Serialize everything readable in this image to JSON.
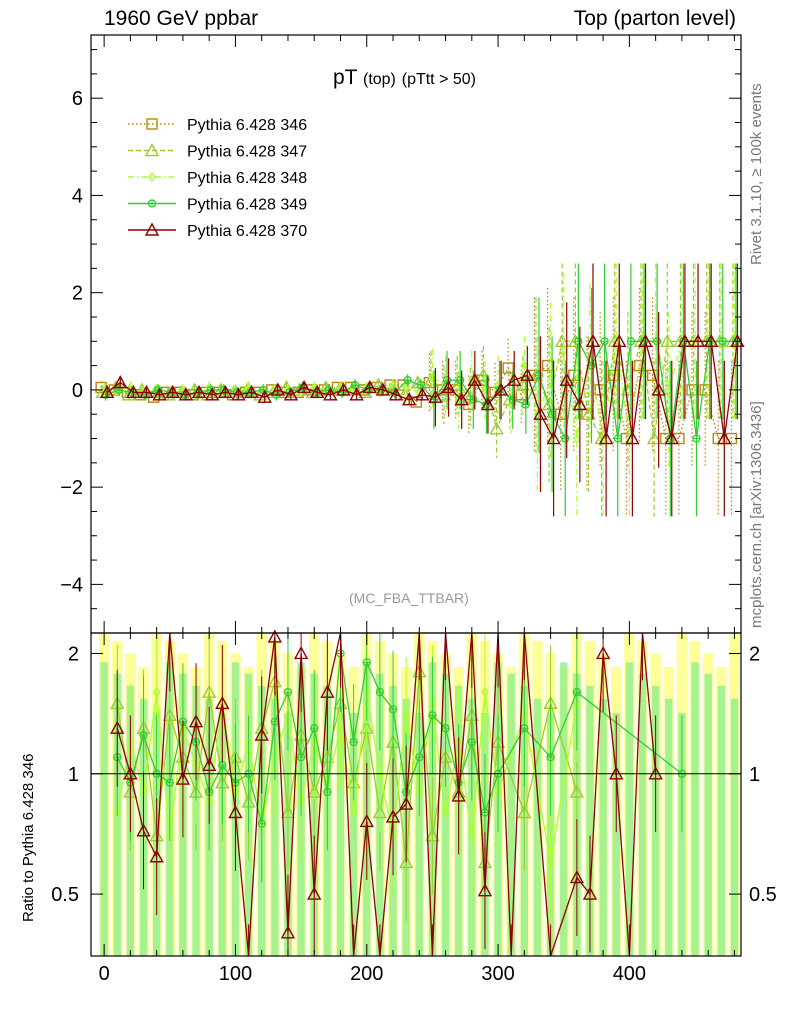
{
  "header": {
    "title_left": "1960 GeV ppbar",
    "title_right": "Top (parton level)",
    "plot_title_main": "pT",
    "plot_title_sub1": "(top)",
    "plot_title_sub2": "(pTtt > 50)",
    "reference_label": "(MC_FBA_TTBAR)",
    "side_label_top": "Rivet 3.1.10, ≥ 100k events",
    "side_label_bottom": "mcplots.cern.ch [arXiv:1306.3436]",
    "ratio_ylabel": "Ratio to Pythia 6.428 346"
  },
  "chart_data": [
    {
      "type": "line",
      "panel": "main",
      "title": "pT (top) (pTtt > 50)",
      "xlabel": "",
      "ylabel": "",
      "xlim": [
        -10,
        485
      ],
      "ylim": [
        -5,
        7.3
      ],
      "yticks": [
        -4,
        -2,
        0,
        2,
        4,
        6
      ],
      "xticks": [
        0,
        100,
        200,
        300,
        400
      ],
      "legend_position": "top-left",
      "series": [
        {
          "name": "Pythia 6.428 346",
          "color": "#b8860b",
          "marker": "square",
          "line": "dotted",
          "x": [
            0,
            10,
            20,
            30,
            40,
            50,
            60,
            70,
            80,
            90,
            100,
            110,
            120,
            130,
            140,
            150,
            160,
            170,
            180,
            190,
            200,
            210,
            220,
            230,
            240,
            250,
            260,
            270,
            280,
            290,
            300,
            310,
            320,
            330,
            340,
            350,
            360,
            370,
            380,
            390,
            400,
            410,
            420,
            430,
            440,
            450,
            460,
            470,
            480
          ],
          "y": [
            0.05,
            0.0,
            -0.05,
            -0.1,
            -0.15,
            -0.05,
            -0.05,
            -0.1,
            -0.05,
            -0.05,
            -0.1,
            -0.05,
            -0.05,
            0.0,
            -0.05,
            -0.05,
            0.0,
            0.0,
            0.05,
            0.05,
            0.0,
            0.05,
            0.1,
            0.1,
            -0.25,
            0.15,
            0.0,
            0.0,
            -0.3,
            0.2,
            -0.05,
            0.45,
            -0.1,
            0.3,
            0.5,
            -0.5,
            0.3,
            -0.5,
            0.0,
            0.3,
            -1.0,
            0.5,
            0.3,
            -1.0,
            -1.0,
            0.0,
            0.0,
            -1.0,
            -1.0
          ]
        },
        {
          "name": "Pythia 6.428 347",
          "color": "#9acd32",
          "marker": "triangle",
          "line": "dashed",
          "x": [
            0,
            10,
            20,
            30,
            40,
            50,
            60,
            70,
            80,
            90,
            100,
            110,
            120,
            130,
            140,
            150,
            160,
            170,
            180,
            190,
            200,
            210,
            220,
            230,
            240,
            250,
            260,
            270,
            280,
            290,
            300,
            310,
            320,
            330,
            340,
            350,
            360,
            370,
            380,
            390,
            400,
            410,
            420,
            430,
            440,
            450,
            460,
            470,
            480
          ],
          "y": [
            -0.05,
            0.05,
            -0.1,
            0.0,
            -0.05,
            -0.1,
            -0.05,
            0.0,
            -0.1,
            0.0,
            -0.05,
            0.0,
            -0.1,
            -0.05,
            0.05,
            0.0,
            -0.05,
            0.05,
            0.0,
            0.0,
            -0.05,
            0.1,
            0.0,
            -0.1,
            0.15,
            0.2,
            -0.1,
            0.1,
            -0.15,
            0.3,
            -0.8,
            -0.2,
            0.1,
            0.3,
            -0.3,
            1.0,
            1.0,
            -0.5,
            -1.0,
            1.0,
            0.0,
            1.0,
            -1.0,
            1.0,
            1.0,
            1.0,
            1.0,
            1.0,
            1.0
          ]
        },
        {
          "name": "Pythia 6.428 348",
          "color": "#adff2f",
          "marker": "diamond",
          "line": "dashdot",
          "x": [
            0,
            10,
            20,
            30,
            40,
            50,
            60,
            70,
            80,
            90,
            100,
            110,
            120,
            130,
            140,
            150,
            160,
            170,
            180,
            190,
            200,
            210,
            220,
            230,
            240,
            250,
            260,
            270,
            280,
            290,
            300,
            310,
            320,
            330,
            340,
            350,
            360,
            370,
            380,
            390,
            400,
            410,
            420,
            430,
            440,
            450,
            460,
            470,
            480
          ],
          "y": [
            0.0,
            -0.05,
            0.05,
            -0.05,
            0.0,
            -0.05,
            0.0,
            -0.1,
            0.05,
            -0.05,
            0.0,
            0.05,
            -0.05,
            0.0,
            0.0,
            -0.05,
            0.05,
            -0.05,
            0.05,
            0.0,
            0.05,
            -0.05,
            0.1,
            0.05,
            -0.05,
            0.25,
            0.1,
            -0.2,
            0.2,
            0.0,
            0.1,
            -0.3,
            0.5,
            -0.5,
            0.2,
            0.8,
            -1.0,
            0.6,
            -1.0,
            1.0,
            -1.0,
            1.0,
            1.0,
            0.0,
            1.0,
            1.0,
            1.0,
            1.0,
            1.0
          ]
        },
        {
          "name": "Pythia 6.428 349",
          "color": "#32cd32",
          "marker": "circle-plus",
          "line": "solid",
          "x": [
            0,
            10,
            20,
            30,
            40,
            50,
            60,
            70,
            80,
            90,
            100,
            110,
            120,
            130,
            140,
            150,
            160,
            170,
            180,
            190,
            200,
            210,
            220,
            230,
            240,
            250,
            260,
            270,
            280,
            290,
            300,
            310,
            320,
            330,
            340,
            350,
            360,
            370,
            380,
            390,
            400,
            410,
            420,
            430,
            440,
            450,
            460,
            470,
            480
          ],
          "y": [
            -0.1,
            0.0,
            -0.05,
            -0.1,
            0.0,
            -0.05,
            -0.1,
            -0.05,
            0.0,
            0.0,
            -0.05,
            -0.05,
            0.0,
            -0.1,
            -0.05,
            0.05,
            -0.05,
            0.0,
            -0.05,
            0.1,
            0.0,
            0.0,
            -0.05,
            0.2,
            0.1,
            -0.2,
            0.2,
            0.2,
            -0.2,
            -0.3,
            0.0,
            -0.2,
            -0.3,
            0.3,
            -0.5,
            -1.0,
            1.0,
            0.5,
            1.0,
            -1.0,
            1.0,
            1.0,
            1.0,
            -1.0,
            1.0,
            -1.0,
            1.0,
            1.0,
            1.0
          ]
        },
        {
          "name": "Pythia 6.428 370",
          "color": "#8b0000",
          "marker": "triangle",
          "line": "solid",
          "x": [
            0,
            10,
            20,
            30,
            40,
            50,
            60,
            70,
            80,
            90,
            100,
            110,
            120,
            130,
            140,
            150,
            160,
            170,
            180,
            190,
            200,
            210,
            220,
            230,
            240,
            250,
            260,
            270,
            280,
            290,
            300,
            310,
            320,
            330,
            340,
            350,
            360,
            370,
            380,
            390,
            400,
            410,
            420,
            430,
            440,
            450,
            460,
            470,
            480
          ],
          "y": [
            -0.05,
            0.15,
            -0.05,
            -0.05,
            -0.1,
            -0.05,
            -0.1,
            -0.05,
            -0.1,
            -0.05,
            -0.1,
            -0.05,
            -0.15,
            0.0,
            -0.1,
            0.05,
            -0.05,
            -0.1,
            0.0,
            -0.1,
            0.05,
            0.0,
            -0.1,
            -0.2,
            -0.1,
            -0.15,
            0.05,
            -0.2,
            0.2,
            -0.3,
            0.0,
            0.2,
            0.3,
            -0.5,
            -1.0,
            0.2,
            -0.3,
            1.0,
            -1.0,
            1.0,
            -1.0,
            1.0,
            0.0,
            -1.0,
            1.0,
            1.0,
            1.0,
            -1.0,
            1.0
          ]
        }
      ]
    },
    {
      "type": "line",
      "panel": "ratio",
      "title": "",
      "xlabel": "",
      "ylabel": "Ratio to Pythia 6.428 346",
      "xlim": [
        -10,
        485
      ],
      "ylim": [
        0.35,
        2.25
      ],
      "yticks": [
        0.5,
        1,
        2
      ],
      "ytick_labels": [
        "0.5",
        "1",
        "2"
      ],
      "xticks": [
        0,
        100,
        200,
        300,
        400
      ],
      "xtick_labels": [
        "0",
        "100",
        "200",
        "300",
        "400"
      ],
      "reference_line": 1,
      "series": [
        {
          "name": "Pythia 6.428 347",
          "color": "#9acd32",
          "x": [
            10,
            20,
            30,
            40,
            50,
            60,
            70,
            80,
            90,
            100,
            110,
            120,
            130,
            140,
            150,
            160,
            170,
            180,
            190,
            200,
            210,
            220,
            230,
            240,
            250,
            260,
            270,
            280,
            290,
            300,
            320,
            340,
            360
          ],
          "y": [
            1.5,
            0.9,
            1.3,
            0.7,
            1.4,
            1.1,
            0.9,
            1.6,
            0.95,
            1.1,
            0.85,
            1.3,
            1.7,
            0.8,
            1.25,
            0.9,
            1.1,
            1.5,
            0.95,
            1.3,
            0.8,
            1.2,
            0.6,
            1.8,
            0.7,
            1.1,
            0.9,
            1.4,
            0.6,
            1.2,
            0.8,
            1.5,
            0.9
          ]
        },
        {
          "name": "Pythia 6.428 348",
          "color": "#adff2f",
          "x": [
            10,
            20,
            30,
            40,
            50,
            60,
            70,
            80,
            90,
            100,
            110,
            120,
            130,
            140,
            150,
            160,
            170,
            180,
            190,
            200,
            210,
            220,
            230,
            240,
            250,
            260,
            270,
            280,
            290,
            300,
            320,
            340,
            360
          ],
          "y": [
            0.8,
            1.2,
            0.9,
            1.6,
            0.7,
            1.3,
            1.05,
            0.85,
            1.5,
            0.9,
            1.2,
            0.75,
            1.1,
            1.4,
            0.85,
            1.2,
            0.95,
            1.3,
            0.8,
            1.6,
            1.0,
            0.7,
            1.4,
            0.9,
            1.5,
            0.8,
            1.2,
            0.7,
            1.6,
            0.9,
            1.4,
            0.6,
            1.5
          ]
        },
        {
          "name": "Pythia 6.428 349",
          "color": "#32cd32",
          "x": [
            10,
            20,
            30,
            40,
            50,
            60,
            70,
            80,
            90,
            100,
            110,
            120,
            130,
            140,
            150,
            160,
            170,
            180,
            190,
            200,
            210,
            220,
            230,
            240,
            250,
            260,
            270,
            280,
            290,
            300,
            320,
            340,
            360,
            440
          ],
          "y": [
            1.1,
            0.95,
            1.25,
            1.0,
            0.95,
            1.35,
            1.2,
            0.9,
            1.05,
            0.95,
            1.0,
            0.75,
            1.35,
            1.6,
            1.1,
            1.3,
            0.9,
            2.0,
            1.2,
            1.9,
            1.6,
            1.45,
            0.9,
            1.1,
            1.4,
            1.3,
            0.95,
            1.2,
            0.8,
            1.0,
            1.3,
            1.1,
            1.6,
            1.0
          ]
        },
        {
          "name": "Pythia 6.428 370",
          "color": "#8b0000",
          "x": [
            10,
            20,
            30,
            40,
            50,
            60,
            70,
            80,
            90,
            100,
            110,
            120,
            130,
            140,
            150,
            160,
            170,
            180,
            190,
            200,
            210,
            220,
            230,
            240,
            250,
            260,
            270,
            280,
            290,
            300,
            310,
            320,
            340,
            360,
            370,
            380,
            390,
            400,
            410,
            420
          ],
          "y": [
            1.3,
            1.0,
            0.72,
            0.62,
            2.25,
            0.97,
            1.35,
            1.05,
            1.5,
            0.8,
            0.3,
            1.25,
            2.2,
            0.4,
            2.0,
            0.5,
            1.6,
            2.3,
            0.3,
            0.76,
            0.3,
            0.78,
            0.84,
            2.4,
            0.3,
            2.4,
            0.88,
            2.3,
            0.51,
            2.3,
            0.3,
            2.4,
            0.3,
            0.55,
            0.5,
            2.0,
            1.0,
            0.3,
            2.4,
            1.0
          ]
        }
      ]
    }
  ]
}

Exercise requirements:
Gather every line from the listing above in which the word "pTtt" appears.

Answer to the exercise:
    "plot_title_sub2": "(pTtt > 50)",
      "title": "pT (top) (pTtt > 50)",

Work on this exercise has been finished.